DESCRIPTION OF THE TASK: Determine the number of lines that contain the word "المتحدة", then state that number and nothing more.

---------- THE RECORDS ----------

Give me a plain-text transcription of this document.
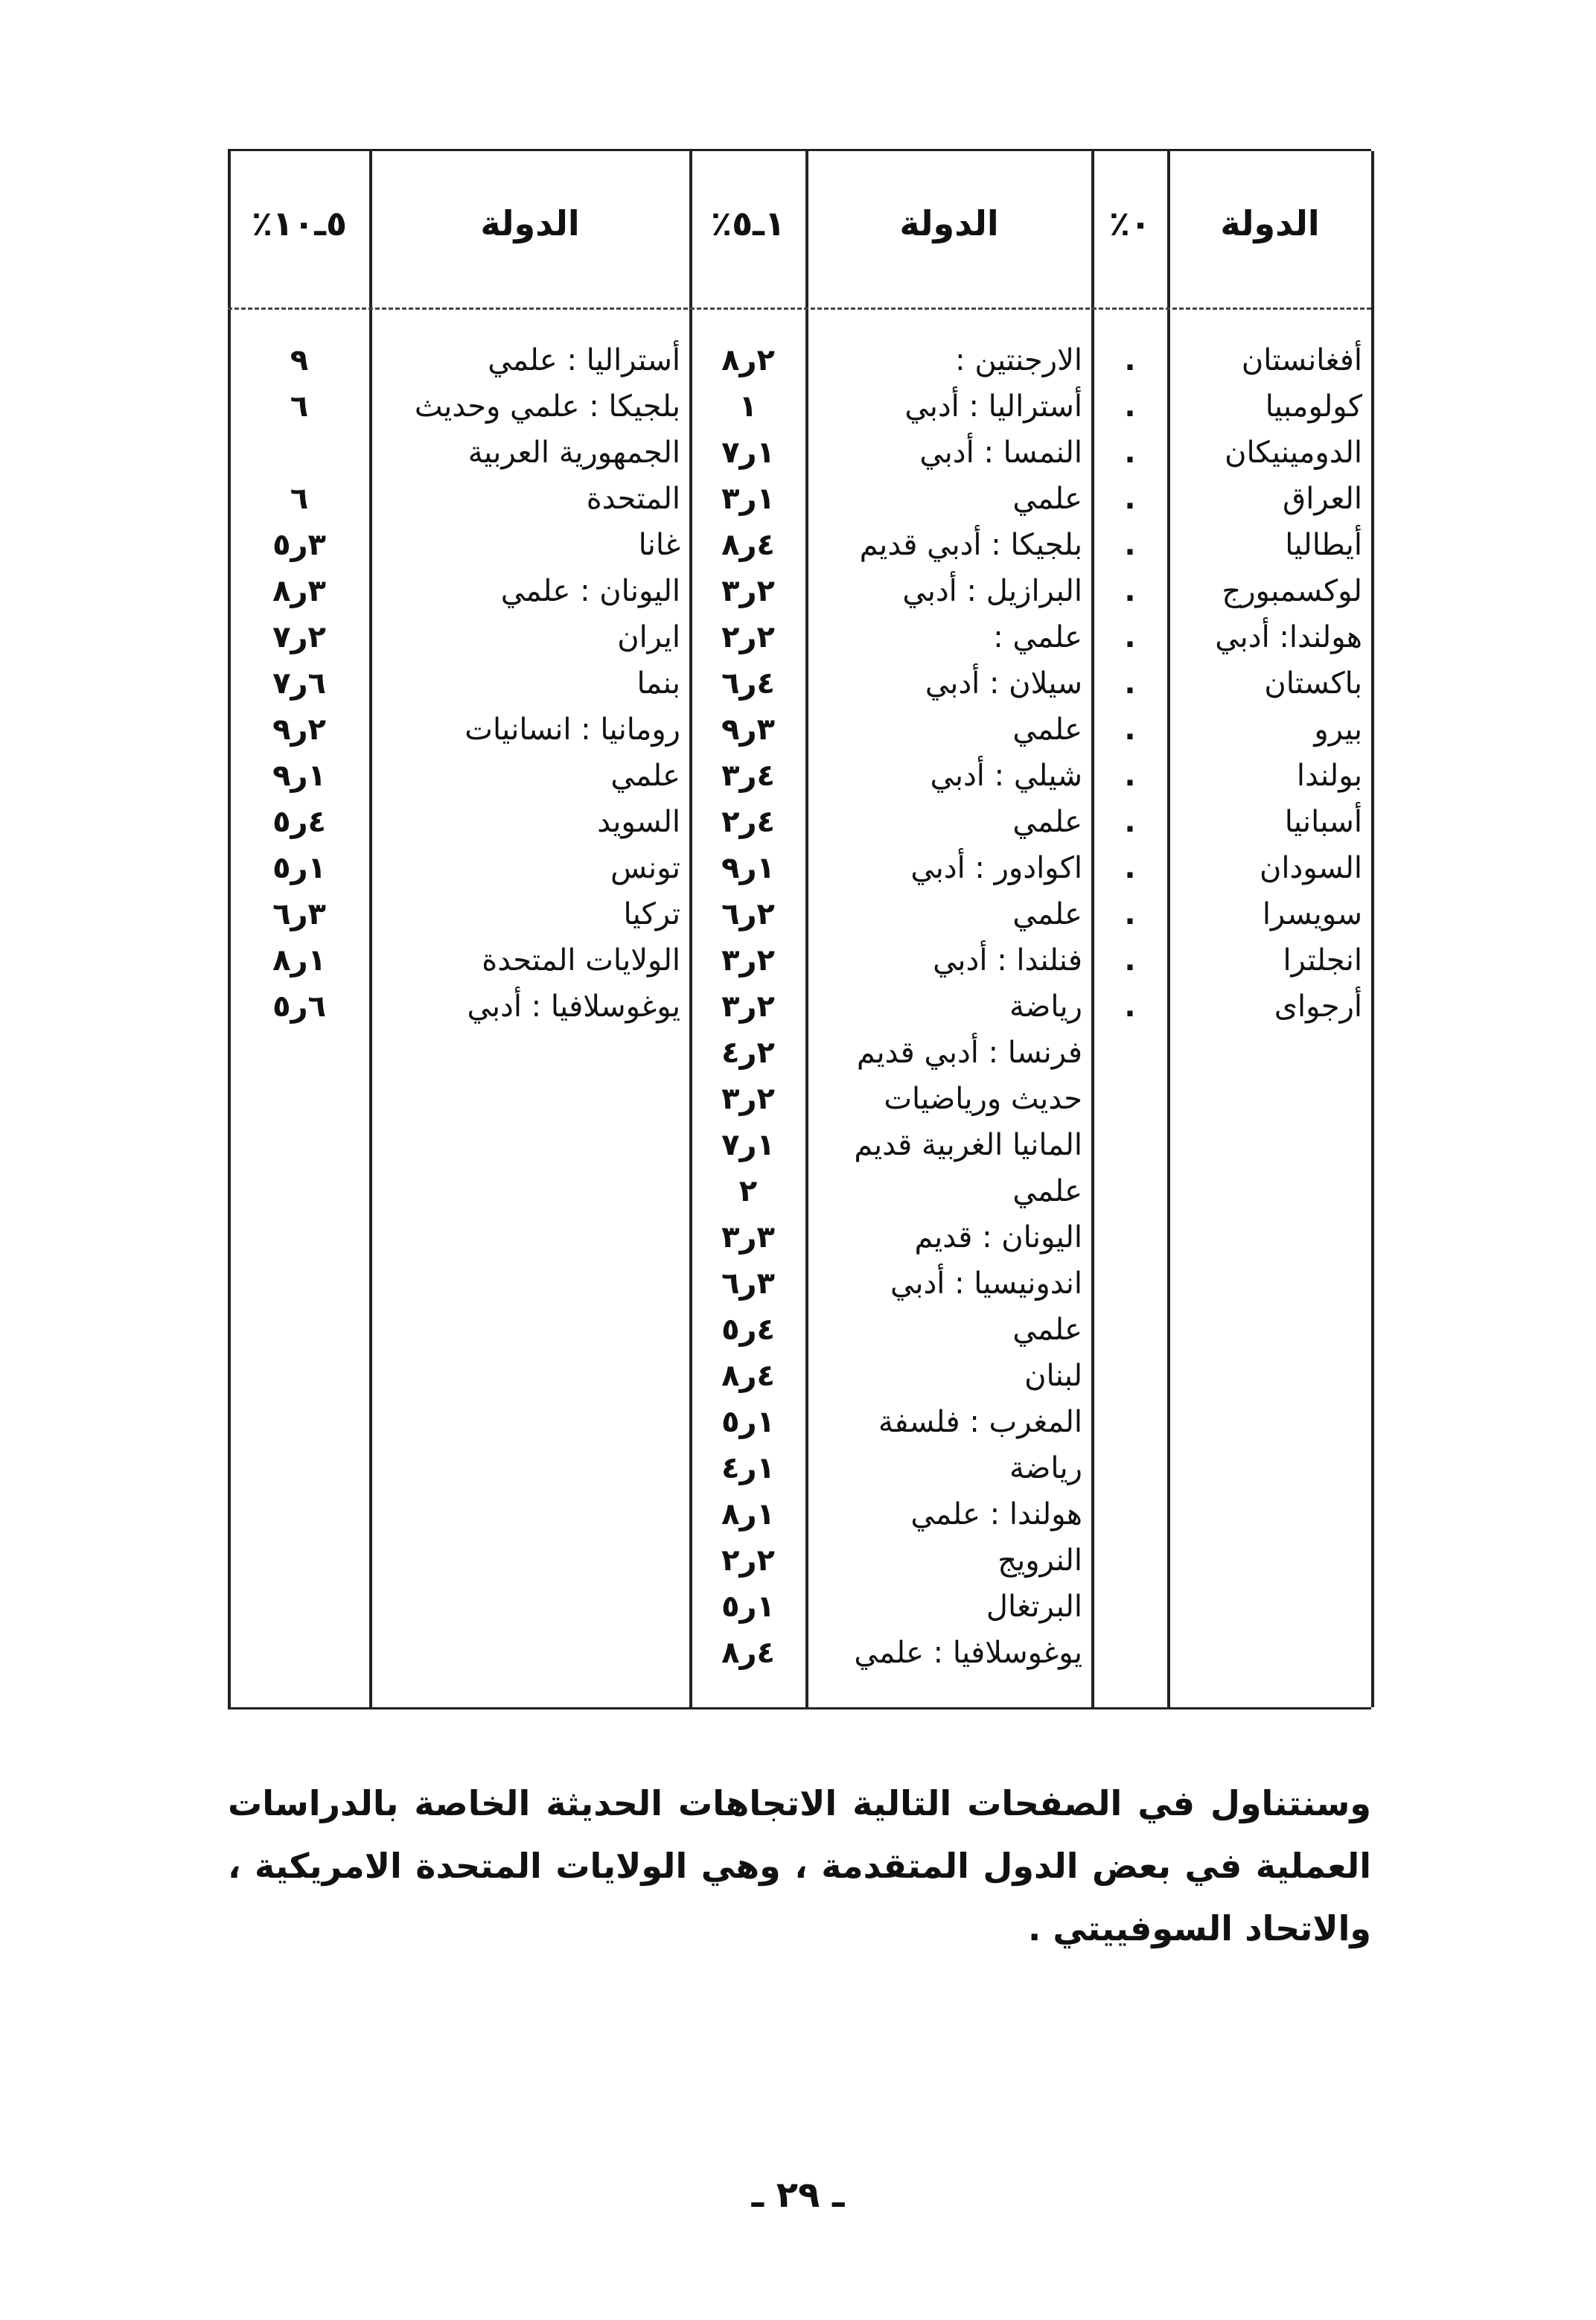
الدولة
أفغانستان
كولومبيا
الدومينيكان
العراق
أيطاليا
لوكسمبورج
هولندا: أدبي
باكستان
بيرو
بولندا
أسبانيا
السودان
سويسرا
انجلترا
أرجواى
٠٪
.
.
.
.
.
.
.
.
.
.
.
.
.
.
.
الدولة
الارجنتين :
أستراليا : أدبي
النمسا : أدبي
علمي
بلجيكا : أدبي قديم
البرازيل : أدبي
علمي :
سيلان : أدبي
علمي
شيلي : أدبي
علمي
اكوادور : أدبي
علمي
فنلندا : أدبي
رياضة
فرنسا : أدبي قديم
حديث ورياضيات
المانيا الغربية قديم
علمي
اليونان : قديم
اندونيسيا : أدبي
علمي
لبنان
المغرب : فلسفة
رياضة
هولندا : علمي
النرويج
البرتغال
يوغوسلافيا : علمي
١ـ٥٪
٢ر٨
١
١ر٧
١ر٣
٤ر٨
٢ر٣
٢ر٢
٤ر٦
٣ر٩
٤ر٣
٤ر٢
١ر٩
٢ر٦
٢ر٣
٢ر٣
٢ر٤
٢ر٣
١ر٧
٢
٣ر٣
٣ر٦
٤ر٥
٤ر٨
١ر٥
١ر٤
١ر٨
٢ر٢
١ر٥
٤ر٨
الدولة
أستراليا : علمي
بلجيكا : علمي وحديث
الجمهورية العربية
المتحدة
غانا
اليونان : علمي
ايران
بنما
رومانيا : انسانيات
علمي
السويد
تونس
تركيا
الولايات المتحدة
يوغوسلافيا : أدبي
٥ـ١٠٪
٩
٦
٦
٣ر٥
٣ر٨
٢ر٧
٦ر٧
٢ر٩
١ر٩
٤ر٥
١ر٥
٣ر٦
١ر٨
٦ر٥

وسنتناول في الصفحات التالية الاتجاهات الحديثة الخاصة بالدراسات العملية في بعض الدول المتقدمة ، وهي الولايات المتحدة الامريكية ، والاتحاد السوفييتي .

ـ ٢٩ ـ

----------

SOLUTION TO THIS TASK: 3